* **WHAT THIS EXERCISE ASKS**:
A) Answer these questions using the article on Gabriel Chaile.
(i) How many sculpture-ovens did Chaile present at the Venice Biennale?
(ii) How long was the residency during which the pair put the exhibition together?
(iii) From which country was the terracotta clay powder driven over?
B) Edit the passage of the article on Gabriel Chaile starting at "Gabriel Chaile is" and ending at "from his region.", replacing "folk legend" with "celebrated singer".
C) Say whether each statement agrees with the article on Gabriel Chaile, quoting the words that decide it.
(i) The show at Studio Voltaire is Chaile's first institutional exhibition in the UK.
(ii) Chaile has known Laura Ojeda Bär for less than five years.
(iii) The gallery space was once a chapel.

===== GIVEN PASSAGE

Gabriel Chaile, The Milk of Dreams, Installation View at the 59th Venice Biennale - Photo: Andrea Rossetti

Argentine Artist Gabriel Chaile Brings Catamarca’s Churches to Clapham 

By 16 July, 2023

Gabriel Chaile is an artist from San Miguel de Tucumán, northwest Argentina, also the birthplace of folk legend and activist, Mercedes Sosa.  Like Sosa who was known as ´the voice of the voiceless ones´ Chaile’s work highlights ordinary people and honours the indigenous communities, traditions and stories from his region.

Using rustic materials such as brick and egg, Chaile creates large-scale sculptures, soup pots and clay ovens with anthropomorphic traits and subtle hints of humour. For the Venice Biennale last year – where he was the only Argentine artist in the main exhibition – he presented a group of five massive sculpture-ovens, each one named after a member of his family with his maternal grandmother, Rosario Liendro, a ceramist from Salta, as the centre-piece. It was a special moment for Chaile: the first time his mother and brother had travelled from Tucumán to one of his exhibitions. It was also in Venice that he learnt that all five sculptures had been bought by art collector and MALBA founder, Eduardo Costantini, where they’ll be on show in new museum to be opened soon in the Argentine capital. “It was a sum of lovely emotions,” says Chaile, “we were there celebrating, sharing the moment with all the group.” He continues, in reference to his team of collaborators. For Chaile, collaboration and community are everything. This is evident in his new show at Studio Voltaire, his first institutional exhibition in the UK, which he’s presenting with long-time friend and collaborator Laura Ojeda Bär. The fact that he is able to do this with his friend, who he’s known for over 10 years and who also forms part of their art collective NVS, was, he tells me, “A negotiation. They (the gallery) wanted to understand why and I explained it to them, about our connection.

The pair arrived in London to put the exhibition together over the course of a four-week residency at the gallery. The space was formerly a chapel, and the plan was to transform it by covering every available surface in adobe – a building material made by mixing clay, water, soil and straw – in direct reference to the 18th century churches along La Ruta del Adobe in Catamarca that inspired the exhibition. 

‘I thought it would be a modest project,’ Chaile says, the day I meet both artists at the gallery ‘but actually it’s my most ambitious one to date. Everyone was telling me, it’s too much, too much clay.’ There are four tones of arcilla, terracotta clay powder driven over from Portugal, where Chaile currently lives, by one of his team. They also brought the iron-panels that will hold the adobe and be fitted over the walls, then taken down at the end of the show. This is Chaile’s first experiment with architecture. By immersing the audience in his adobe church he hopes they will experience the feeling of being enveloped by one of his sculptures.

==========
===== MATERIAL

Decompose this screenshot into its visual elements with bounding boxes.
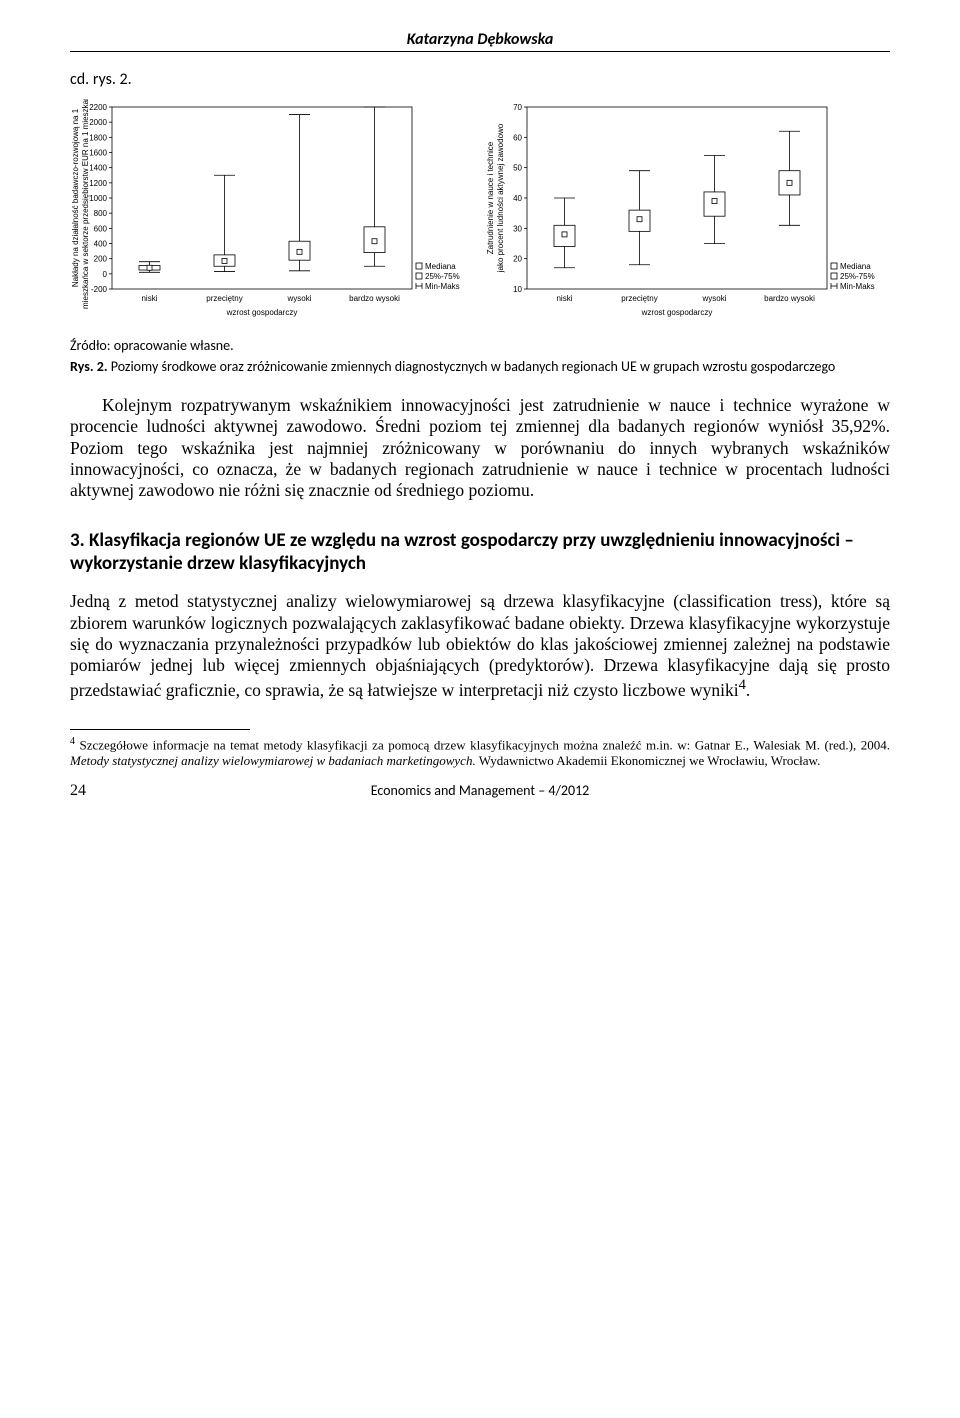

==========

* **ANSWER LIST**:
A)
(i) Five
(ii) Four weeks
(iii) Portugal

B)
Gabriel Chaile is an artist from San Miguel de Tucumán, northwest Argentina, also the birthplace of celebrated singer and activist, Mercedes Sosa.  Like Sosa who was known as ´the voice of the voiceless ones´ Chaile’s work highlights ordinary people and honours the indigenous communities, traditions and stories from his region.

C)
(i) Yes: "his first institutional exhibition in the UK"
(ii) No: "who he’s known for over 10 years"
(iii) Yes: "The space was formerly a chapel"